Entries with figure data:
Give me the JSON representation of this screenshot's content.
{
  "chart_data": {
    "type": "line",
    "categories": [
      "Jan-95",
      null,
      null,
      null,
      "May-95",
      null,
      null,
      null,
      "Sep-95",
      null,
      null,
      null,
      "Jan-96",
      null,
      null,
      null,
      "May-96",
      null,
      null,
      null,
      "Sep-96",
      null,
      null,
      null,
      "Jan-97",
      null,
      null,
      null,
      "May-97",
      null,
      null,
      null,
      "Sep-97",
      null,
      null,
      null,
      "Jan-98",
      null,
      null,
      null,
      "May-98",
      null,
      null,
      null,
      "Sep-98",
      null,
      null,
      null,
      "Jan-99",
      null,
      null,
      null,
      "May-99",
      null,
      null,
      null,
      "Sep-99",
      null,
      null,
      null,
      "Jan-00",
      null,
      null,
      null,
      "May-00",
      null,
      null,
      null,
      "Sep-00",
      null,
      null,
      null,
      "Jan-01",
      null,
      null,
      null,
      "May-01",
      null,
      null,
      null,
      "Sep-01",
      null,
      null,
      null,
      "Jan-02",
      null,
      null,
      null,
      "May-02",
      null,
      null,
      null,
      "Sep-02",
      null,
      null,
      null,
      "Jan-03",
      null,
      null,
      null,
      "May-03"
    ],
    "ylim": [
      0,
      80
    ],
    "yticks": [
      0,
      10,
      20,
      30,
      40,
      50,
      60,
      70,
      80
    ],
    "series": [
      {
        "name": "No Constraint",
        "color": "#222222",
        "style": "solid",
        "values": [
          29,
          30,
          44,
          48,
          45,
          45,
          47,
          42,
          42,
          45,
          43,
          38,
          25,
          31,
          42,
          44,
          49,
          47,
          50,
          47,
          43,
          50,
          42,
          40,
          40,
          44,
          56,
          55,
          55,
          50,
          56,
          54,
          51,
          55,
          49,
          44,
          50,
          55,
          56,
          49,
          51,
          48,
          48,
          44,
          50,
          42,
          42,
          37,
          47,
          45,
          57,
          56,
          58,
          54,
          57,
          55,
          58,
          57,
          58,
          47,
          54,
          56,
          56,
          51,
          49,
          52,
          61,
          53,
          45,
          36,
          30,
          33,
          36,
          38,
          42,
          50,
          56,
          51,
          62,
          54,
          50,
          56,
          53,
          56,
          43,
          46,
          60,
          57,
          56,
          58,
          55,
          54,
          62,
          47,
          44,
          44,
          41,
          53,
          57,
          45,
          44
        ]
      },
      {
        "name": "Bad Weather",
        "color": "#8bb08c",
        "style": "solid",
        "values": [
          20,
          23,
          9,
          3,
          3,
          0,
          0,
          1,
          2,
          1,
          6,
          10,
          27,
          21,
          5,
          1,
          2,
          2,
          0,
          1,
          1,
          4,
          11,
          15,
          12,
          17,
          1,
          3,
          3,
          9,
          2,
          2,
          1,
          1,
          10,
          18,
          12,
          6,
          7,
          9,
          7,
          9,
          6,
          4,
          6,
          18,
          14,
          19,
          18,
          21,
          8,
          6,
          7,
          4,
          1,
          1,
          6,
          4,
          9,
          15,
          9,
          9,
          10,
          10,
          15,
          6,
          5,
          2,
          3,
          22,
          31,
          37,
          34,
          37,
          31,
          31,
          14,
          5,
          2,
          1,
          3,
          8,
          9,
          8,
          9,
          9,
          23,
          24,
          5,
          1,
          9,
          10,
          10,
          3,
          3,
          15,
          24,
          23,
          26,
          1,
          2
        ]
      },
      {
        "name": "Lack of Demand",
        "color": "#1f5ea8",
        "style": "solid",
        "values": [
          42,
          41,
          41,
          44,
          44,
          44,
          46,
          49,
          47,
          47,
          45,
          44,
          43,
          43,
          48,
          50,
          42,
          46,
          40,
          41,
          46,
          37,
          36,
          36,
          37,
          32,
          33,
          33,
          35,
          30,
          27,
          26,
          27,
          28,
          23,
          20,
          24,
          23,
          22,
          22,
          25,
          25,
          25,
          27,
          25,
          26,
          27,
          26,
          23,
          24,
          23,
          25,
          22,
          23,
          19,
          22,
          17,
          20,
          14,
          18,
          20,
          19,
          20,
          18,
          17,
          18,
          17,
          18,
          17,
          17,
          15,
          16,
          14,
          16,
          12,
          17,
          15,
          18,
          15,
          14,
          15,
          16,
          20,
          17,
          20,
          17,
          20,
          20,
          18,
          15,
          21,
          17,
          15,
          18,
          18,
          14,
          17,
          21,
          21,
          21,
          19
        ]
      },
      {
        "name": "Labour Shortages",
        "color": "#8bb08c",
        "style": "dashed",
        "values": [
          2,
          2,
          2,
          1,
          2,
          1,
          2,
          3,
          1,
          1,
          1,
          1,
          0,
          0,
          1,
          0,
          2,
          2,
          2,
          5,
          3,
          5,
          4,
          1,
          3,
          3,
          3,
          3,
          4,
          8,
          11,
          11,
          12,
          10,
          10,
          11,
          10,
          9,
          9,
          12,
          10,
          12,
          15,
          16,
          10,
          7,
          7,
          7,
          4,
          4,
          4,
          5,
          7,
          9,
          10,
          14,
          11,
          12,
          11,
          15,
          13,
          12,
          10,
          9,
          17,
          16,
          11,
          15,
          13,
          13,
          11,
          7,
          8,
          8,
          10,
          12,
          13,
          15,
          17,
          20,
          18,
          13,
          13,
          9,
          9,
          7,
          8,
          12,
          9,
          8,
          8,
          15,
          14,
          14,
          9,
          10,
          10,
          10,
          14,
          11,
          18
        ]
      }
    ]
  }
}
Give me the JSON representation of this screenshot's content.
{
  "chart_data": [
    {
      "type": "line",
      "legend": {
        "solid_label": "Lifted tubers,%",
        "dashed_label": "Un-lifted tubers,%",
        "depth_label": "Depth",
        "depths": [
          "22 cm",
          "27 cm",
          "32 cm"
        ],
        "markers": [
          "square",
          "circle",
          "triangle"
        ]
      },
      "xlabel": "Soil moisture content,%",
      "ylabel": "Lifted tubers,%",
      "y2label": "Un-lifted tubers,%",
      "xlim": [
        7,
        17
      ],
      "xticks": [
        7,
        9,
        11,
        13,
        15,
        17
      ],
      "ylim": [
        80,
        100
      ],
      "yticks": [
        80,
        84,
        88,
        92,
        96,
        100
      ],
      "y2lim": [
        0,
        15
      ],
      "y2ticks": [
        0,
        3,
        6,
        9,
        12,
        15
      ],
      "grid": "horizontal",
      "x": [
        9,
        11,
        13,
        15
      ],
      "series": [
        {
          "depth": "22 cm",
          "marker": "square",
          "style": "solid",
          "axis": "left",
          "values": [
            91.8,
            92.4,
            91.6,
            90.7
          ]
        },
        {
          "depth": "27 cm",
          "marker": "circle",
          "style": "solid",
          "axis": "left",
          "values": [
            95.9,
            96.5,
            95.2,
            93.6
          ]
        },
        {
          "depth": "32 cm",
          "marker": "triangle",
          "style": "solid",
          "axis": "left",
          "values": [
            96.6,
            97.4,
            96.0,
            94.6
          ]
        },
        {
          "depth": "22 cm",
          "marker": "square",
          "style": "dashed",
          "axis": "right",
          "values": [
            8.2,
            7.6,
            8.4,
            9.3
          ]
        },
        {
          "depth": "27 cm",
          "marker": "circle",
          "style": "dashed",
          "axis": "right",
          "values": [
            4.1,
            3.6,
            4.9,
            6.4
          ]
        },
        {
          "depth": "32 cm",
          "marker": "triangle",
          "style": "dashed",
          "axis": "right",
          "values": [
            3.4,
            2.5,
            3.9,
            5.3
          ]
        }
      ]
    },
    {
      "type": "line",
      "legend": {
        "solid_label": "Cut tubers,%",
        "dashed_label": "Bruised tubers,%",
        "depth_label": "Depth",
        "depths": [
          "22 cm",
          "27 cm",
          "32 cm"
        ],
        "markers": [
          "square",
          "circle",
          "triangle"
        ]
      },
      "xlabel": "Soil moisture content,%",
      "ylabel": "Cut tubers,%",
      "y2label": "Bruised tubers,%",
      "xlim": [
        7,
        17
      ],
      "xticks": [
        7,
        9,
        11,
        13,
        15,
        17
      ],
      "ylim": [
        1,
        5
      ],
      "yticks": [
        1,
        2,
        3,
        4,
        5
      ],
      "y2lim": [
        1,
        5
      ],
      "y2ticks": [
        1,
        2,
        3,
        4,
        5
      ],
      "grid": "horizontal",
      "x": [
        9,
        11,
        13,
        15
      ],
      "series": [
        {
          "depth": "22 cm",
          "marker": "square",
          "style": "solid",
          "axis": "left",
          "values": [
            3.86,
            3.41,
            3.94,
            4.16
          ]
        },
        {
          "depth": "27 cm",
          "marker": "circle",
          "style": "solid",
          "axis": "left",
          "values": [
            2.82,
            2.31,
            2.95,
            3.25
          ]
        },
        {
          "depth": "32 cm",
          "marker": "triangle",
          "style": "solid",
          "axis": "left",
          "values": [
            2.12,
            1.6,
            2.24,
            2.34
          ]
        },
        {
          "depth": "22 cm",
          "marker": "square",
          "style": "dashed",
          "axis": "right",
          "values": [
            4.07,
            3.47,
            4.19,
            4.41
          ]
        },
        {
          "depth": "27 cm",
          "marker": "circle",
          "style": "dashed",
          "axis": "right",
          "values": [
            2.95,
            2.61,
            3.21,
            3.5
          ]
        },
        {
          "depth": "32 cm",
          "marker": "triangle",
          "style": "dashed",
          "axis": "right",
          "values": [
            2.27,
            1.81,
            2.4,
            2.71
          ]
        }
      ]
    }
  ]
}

Description of the task: Count the lines above in which the word "color" appears, then state only that count.

Response to this exercise: 4